### Short exercise
Pictures aside, quote the whole listing exactly.
======== Entries shown ========
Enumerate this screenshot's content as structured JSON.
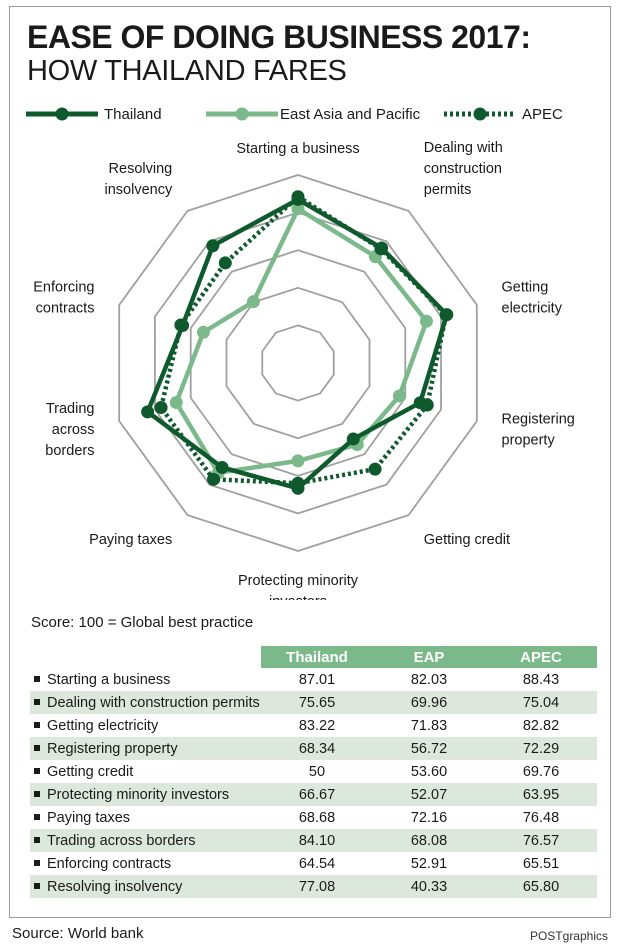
{
  "title_line1": "EASE OF DOING BUSINESS 2017:",
  "title_line2": "HOW THAILAND FARES",
  "legend": {
    "thailand": "Thailand",
    "eap": "East Asia and Pacific",
    "apec": "APEC"
  },
  "note": "Score: 100 = Global best practice",
  "table": {
    "headers": [
      "Thailand",
      "EAP",
      "APEC"
    ],
    "rows": [
      {
        "name": "Starting a business",
        "values": [
          "87.01",
          "82.03",
          "88.43"
        ]
      },
      {
        "name": "Dealing with construction permits",
        "values": [
          "75.65",
          "69.96",
          "75.04"
        ]
      },
      {
        "name": "Getting electricity",
        "values": [
          "83.22",
          "71.83",
          "82.82"
        ]
      },
      {
        "name": "Registering property",
        "values": [
          "68.34",
          "56.72",
          "72.29"
        ]
      },
      {
        "name": "Getting credit",
        "values": [
          "50",
          "53.60",
          "69.76"
        ]
      },
      {
        "name": "Protecting minority investors",
        "values": [
          "66.67",
          "52.07",
          "63.95"
        ]
      },
      {
        "name": "Paying taxes",
        "values": [
          "68.68",
          "72.16",
          "76.48"
        ]
      },
      {
        "name": "Trading across borders",
        "values": [
          "84.10",
          "68.08",
          "76.57"
        ]
      },
      {
        "name": "Enforcing contracts",
        "values": [
          "64.54",
          "52.91",
          "65.51"
        ]
      },
      {
        "name": "Resolving insolvency",
        "values": [
          "77.08",
          "40.33",
          "65.80"
        ]
      }
    ]
  },
  "source": "Source: World bank",
  "credit": "POSTgraphics",
  "colors": {
    "thailand": "#0f5a2c",
    "eap": "#7bb88a",
    "apec": "#0f5a2c",
    "grid": "#a0a0a0",
    "table_header": "#7bb88a",
    "row_shade": "#dde8dc"
  },
  "chart_data": {
    "type": "radar",
    "title": "EASE OF DOING BUSINESS 2017: HOW THAILAND FARES",
    "rlim": [
      0,
      100
    ],
    "grid_rings": 5,
    "categories": [
      "Starting a business",
      "Dealing with construction permits",
      "Getting electricity",
      "Registering property",
      "Getting credit",
      "Protecting minority investors",
      "Paying taxes",
      "Trading across borders",
      "Enforcing contracts",
      "Resolving insolvency"
    ],
    "axis_labels": [
      [
        "Starting a business"
      ],
      [
        "Dealing with",
        "construction",
        "permits"
      ],
      [
        "Getting",
        "electricity"
      ],
      [
        "Registering",
        "property"
      ],
      [
        "Getting credit"
      ],
      [
        "Protecting minority",
        "investors"
      ],
      [
        "Paying taxes"
      ],
      [
        "Trading",
        "across",
        "borders"
      ],
      [
        "Enforcing",
        "contracts"
      ],
      [
        "Resolving",
        "insolvency"
      ]
    ],
    "series": [
      {
        "name": "Thailand",
        "style": "solid-dark",
        "values": [
          87.01,
          75.65,
          83.22,
          68.34,
          50,
          66.67,
          68.68,
          84.1,
          64.54,
          77.08
        ]
      },
      {
        "name": "East Asia and Pacific",
        "style": "solid-light",
        "values": [
          82.03,
          69.96,
          71.83,
          56.72,
          53.6,
          52.07,
          72.16,
          68.08,
          52.91,
          40.33
        ]
      },
      {
        "name": "APEC",
        "style": "dotted-dark",
        "values": [
          88.43,
          75.04,
          82.82,
          72.29,
          69.76,
          63.95,
          76.48,
          76.57,
          65.51,
          65.8
        ]
      }
    ]
  }
}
========
### Reply
Enumerate this screenshot's content as structured JSON.
{
  "title_line1": "EASE OF DOING BUSINESS 2017:",
  "title_line2": "HOW THAILAND FARES",
  "legend": {
    "thailand": "Thailand",
    "eap": "East Asia and Pacific",
    "apec": "APEC"
  },
  "note": "Score: 100 = Global best practice",
  "table": {
    "headers": [
      "Thailand",
      "EAP",
      "APEC"
    ],
    "rows": [
      {
        "name": "Starting a business",
        "values": [
          "87.01",
          "82.03",
          "88.43"
        ]
      },
      {
        "name": "Dealing with construction permits",
        "values": [
          "75.65",
          "69.96",
          "75.04"
        ]
      },
      {
        "name": "Getting electricity",
        "values": [
          "83.22",
          "71.83",
          "82.82"
        ]
      },
      {
        "name": "Registering property",
        "values": [
          "68.34",
          "56.72",
          "72.29"
        ]
      },
      {
        "name": "Getting credit",
        "values": [
          "50",
          "53.60",
          "69.76"
        ]
      },
      {
        "name": "Protecting minority investors",
        "values": [
          "66.67",
          "52.07",
          "63.95"
        ]
      },
      {
        "name": "Paying taxes",
        "values": [
          "68.68",
          "72.16",
          "76.48"
        ]
      },
      {
        "name": "Trading across borders",
        "values": [
          "84.10",
          "68.08",
          "76.57"
        ]
      },
      {
        "name": "Enforcing contracts",
        "values": [
          "64.54",
          "52.91",
          "65.51"
        ]
      },
      {
        "name": "Resolving insolvency",
        "values": [
          "77.08",
          "40.33",
          "65.80"
        ]
      }
    ]
  },
  "source": "Source: World bank",
  "credit": "POSTgraphics",
  "colors": {
    "thailand": "#0f5a2c",
    "eap": "#7bb88a",
    "apec": "#0f5a2c",
    "grid": "#a0a0a0",
    "table_header": "#7bb88a",
    "row_shade": "#dde8dc"
  },
  "chart_data": {
    "type": "radar",
    "title": "EASE OF DOING BUSINESS 2017: HOW THAILAND FARES",
    "rlim": [
      0,
      100
    ],
    "grid_rings": 5,
    "categories": [
      "Starting a business",
      "Dealing with construction permits",
      "Getting electricity",
      "Registering property",
      "Getting credit",
      "Protecting minority investors",
      "Paying taxes",
      "Trading across borders",
      "Enforcing contracts",
      "Resolving insolvency"
    ],
    "axis_labels": [
      [
        "Starting a business"
      ],
      [
        "Dealing with",
        "construction",
        "permits"
      ],
      [
        "Getting",
        "electricity"
      ],
      [
        "Registering",
        "property"
      ],
      [
        "Getting credit"
      ],
      [
        "Protecting minority",
        "investors"
      ],
      [
        "Paying taxes"
      ],
      [
        "Trading",
        "across",
        "borders"
      ],
      [
        "Enforcing",
        "contracts"
      ],
      [
        "Resolving",
        "insolvency"
      ]
    ],
    "series": [
      {
        "name": "Thailand",
        "style": "solid-dark",
        "values": [
          87.01,
          75.65,
          83.22,
          68.34,
          50,
          66.67,
          68.68,
          84.1,
          64.54,
          77.08
        ]
      },
      {
        "name": "East Asia and Pacific",
        "style": "solid-light",
        "values": [
          82.03,
          69.96,
          71.83,
          56.72,
          53.6,
          52.07,
          72.16,
          68.08,
          52.91,
          40.33
        ]
      },
      {
        "name": "APEC",
        "style": "dotted-dark",
        "values": [
          88.43,
          75.04,
          82.82,
          72.29,
          69.76,
          63.95,
          76.48,
          76.57,
          65.51,
          65.8
        ]
      }
    ]
  }
}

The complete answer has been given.